DIRECTIONS FOR THIS TASK:
From the records below, pull each line that has "wrong".

(Recorded data)
>> Begin

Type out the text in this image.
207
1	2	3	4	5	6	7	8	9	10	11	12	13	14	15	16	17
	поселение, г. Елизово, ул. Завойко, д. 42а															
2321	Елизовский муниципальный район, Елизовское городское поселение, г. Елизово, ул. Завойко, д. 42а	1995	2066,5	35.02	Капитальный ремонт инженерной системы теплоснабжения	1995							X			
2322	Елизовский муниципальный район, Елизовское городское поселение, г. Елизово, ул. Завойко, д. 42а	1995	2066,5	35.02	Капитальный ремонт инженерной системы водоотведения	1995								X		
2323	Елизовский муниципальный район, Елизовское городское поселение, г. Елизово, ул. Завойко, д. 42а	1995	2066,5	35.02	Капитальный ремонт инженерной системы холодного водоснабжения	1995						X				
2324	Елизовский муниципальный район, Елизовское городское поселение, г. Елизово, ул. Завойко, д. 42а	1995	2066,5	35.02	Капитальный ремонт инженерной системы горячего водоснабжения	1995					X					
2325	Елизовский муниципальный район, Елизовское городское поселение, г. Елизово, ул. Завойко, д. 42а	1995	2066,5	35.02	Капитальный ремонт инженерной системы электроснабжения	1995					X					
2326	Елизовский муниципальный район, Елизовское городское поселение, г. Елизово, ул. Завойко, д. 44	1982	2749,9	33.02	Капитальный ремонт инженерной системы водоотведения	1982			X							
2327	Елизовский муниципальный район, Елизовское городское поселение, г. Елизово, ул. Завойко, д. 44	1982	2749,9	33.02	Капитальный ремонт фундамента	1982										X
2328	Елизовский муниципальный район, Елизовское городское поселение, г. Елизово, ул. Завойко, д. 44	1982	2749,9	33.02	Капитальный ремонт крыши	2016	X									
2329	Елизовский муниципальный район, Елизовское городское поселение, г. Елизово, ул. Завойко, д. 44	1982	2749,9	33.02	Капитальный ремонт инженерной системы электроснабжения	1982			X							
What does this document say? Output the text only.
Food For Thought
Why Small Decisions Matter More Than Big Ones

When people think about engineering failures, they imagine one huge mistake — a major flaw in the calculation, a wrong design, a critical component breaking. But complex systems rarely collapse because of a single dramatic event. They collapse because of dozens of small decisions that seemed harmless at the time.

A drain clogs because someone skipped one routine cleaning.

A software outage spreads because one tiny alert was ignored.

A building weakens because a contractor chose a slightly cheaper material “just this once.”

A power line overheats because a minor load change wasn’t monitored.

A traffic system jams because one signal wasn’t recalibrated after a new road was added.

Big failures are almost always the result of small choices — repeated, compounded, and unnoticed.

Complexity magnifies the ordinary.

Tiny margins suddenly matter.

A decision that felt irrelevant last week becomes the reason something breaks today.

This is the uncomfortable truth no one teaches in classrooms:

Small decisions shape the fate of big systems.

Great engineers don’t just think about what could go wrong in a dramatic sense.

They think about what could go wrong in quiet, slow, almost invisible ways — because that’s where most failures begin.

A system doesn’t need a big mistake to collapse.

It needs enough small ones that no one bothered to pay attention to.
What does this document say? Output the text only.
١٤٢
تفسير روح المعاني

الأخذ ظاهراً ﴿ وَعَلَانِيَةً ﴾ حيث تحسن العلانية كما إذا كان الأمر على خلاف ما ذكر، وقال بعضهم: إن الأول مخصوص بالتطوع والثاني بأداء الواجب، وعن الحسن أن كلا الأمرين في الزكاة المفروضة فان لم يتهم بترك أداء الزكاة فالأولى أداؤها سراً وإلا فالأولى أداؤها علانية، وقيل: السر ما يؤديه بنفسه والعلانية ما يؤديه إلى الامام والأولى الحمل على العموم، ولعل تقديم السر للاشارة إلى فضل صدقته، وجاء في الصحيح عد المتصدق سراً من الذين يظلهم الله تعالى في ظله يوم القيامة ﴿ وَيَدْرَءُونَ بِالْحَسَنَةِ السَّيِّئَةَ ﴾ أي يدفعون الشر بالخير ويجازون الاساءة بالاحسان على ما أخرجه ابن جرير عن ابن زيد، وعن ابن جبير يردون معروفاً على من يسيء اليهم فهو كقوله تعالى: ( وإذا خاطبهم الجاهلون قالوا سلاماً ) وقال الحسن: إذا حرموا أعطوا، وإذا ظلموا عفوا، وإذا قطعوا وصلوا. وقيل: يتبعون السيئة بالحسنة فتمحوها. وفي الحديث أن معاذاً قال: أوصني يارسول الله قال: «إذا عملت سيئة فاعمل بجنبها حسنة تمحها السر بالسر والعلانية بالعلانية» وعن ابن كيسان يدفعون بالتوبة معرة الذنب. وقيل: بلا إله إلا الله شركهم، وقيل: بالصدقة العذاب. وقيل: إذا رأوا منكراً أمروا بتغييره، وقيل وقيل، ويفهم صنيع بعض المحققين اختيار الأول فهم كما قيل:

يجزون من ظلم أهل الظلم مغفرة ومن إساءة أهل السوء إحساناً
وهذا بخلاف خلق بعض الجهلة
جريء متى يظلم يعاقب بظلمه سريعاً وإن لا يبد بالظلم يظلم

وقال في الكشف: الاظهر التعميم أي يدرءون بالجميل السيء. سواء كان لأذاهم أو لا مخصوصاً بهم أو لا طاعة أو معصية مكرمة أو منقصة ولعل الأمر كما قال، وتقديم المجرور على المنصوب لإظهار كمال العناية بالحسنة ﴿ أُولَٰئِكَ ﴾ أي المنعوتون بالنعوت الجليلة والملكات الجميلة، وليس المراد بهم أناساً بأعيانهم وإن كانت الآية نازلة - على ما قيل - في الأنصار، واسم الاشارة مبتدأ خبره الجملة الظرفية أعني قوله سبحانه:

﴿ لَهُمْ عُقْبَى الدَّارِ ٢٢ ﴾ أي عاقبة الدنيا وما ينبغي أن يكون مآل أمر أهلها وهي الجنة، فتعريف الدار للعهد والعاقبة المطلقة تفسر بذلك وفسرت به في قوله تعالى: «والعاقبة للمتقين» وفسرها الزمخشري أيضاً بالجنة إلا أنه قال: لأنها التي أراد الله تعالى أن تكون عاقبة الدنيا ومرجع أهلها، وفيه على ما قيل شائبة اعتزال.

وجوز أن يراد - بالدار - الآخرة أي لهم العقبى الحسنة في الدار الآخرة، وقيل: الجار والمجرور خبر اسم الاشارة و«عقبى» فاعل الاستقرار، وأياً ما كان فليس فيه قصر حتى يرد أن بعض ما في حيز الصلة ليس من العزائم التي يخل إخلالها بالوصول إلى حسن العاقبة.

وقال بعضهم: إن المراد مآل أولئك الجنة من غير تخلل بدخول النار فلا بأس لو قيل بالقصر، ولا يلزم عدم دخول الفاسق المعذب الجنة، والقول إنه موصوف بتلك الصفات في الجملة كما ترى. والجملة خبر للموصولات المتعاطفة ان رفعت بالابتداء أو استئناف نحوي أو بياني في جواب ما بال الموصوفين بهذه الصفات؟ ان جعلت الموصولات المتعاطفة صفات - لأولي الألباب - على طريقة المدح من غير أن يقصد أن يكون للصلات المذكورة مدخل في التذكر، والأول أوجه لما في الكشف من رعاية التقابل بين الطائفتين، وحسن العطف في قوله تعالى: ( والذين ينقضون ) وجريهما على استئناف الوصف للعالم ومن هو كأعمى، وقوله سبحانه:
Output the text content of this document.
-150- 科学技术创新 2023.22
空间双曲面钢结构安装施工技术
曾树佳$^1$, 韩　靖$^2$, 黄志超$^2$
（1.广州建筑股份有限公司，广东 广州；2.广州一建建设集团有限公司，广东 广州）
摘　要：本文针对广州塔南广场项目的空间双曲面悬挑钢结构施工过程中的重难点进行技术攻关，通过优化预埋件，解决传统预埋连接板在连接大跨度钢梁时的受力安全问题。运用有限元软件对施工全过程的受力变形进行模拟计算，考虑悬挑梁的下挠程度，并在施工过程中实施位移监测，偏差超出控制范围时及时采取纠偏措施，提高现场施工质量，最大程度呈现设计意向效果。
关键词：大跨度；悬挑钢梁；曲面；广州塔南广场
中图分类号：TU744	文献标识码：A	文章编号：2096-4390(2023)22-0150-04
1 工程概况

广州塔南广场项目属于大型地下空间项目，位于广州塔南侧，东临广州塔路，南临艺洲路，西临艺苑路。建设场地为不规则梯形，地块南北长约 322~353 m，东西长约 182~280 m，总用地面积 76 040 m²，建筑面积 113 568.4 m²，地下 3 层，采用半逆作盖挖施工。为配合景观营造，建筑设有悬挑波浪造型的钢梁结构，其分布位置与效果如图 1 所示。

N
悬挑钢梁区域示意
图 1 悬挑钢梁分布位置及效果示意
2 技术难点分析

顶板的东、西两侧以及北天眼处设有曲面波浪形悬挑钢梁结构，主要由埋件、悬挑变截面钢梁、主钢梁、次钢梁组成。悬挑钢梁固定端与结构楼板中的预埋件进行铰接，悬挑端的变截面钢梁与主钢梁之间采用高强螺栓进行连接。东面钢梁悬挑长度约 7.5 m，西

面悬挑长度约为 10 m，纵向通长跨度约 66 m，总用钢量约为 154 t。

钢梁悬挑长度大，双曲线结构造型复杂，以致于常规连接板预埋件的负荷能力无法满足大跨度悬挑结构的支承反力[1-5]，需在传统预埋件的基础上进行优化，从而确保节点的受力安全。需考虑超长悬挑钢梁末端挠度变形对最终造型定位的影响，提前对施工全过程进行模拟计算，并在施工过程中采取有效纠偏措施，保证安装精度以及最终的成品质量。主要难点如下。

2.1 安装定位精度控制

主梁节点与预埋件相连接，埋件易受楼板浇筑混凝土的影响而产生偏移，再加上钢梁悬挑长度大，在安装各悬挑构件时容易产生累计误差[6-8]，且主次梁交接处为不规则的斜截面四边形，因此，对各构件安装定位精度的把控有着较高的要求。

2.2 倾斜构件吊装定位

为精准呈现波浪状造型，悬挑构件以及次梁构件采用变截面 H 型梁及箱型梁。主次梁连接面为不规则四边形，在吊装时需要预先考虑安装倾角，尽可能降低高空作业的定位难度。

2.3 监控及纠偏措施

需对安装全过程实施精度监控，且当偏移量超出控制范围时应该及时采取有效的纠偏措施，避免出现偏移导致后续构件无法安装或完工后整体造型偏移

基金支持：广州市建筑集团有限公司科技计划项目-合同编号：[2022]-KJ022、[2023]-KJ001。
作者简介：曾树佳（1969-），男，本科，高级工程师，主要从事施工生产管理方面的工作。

>> End

IN RESPONSE:
When people think about engineering failures, they imagine one huge mistake — a major flaw in the calculation, a wrong design, a critical component breaking. But complex systems rarely collapse because of a single dramatic event. They collapse because of dozens of small decisions that seemed harmless at the time.
Great engineers don’t just think about what could go wrong in a dramatic sense.
They think about what could go wrong in quiet, slow, almost invisible ways — because that’s where most failures begin.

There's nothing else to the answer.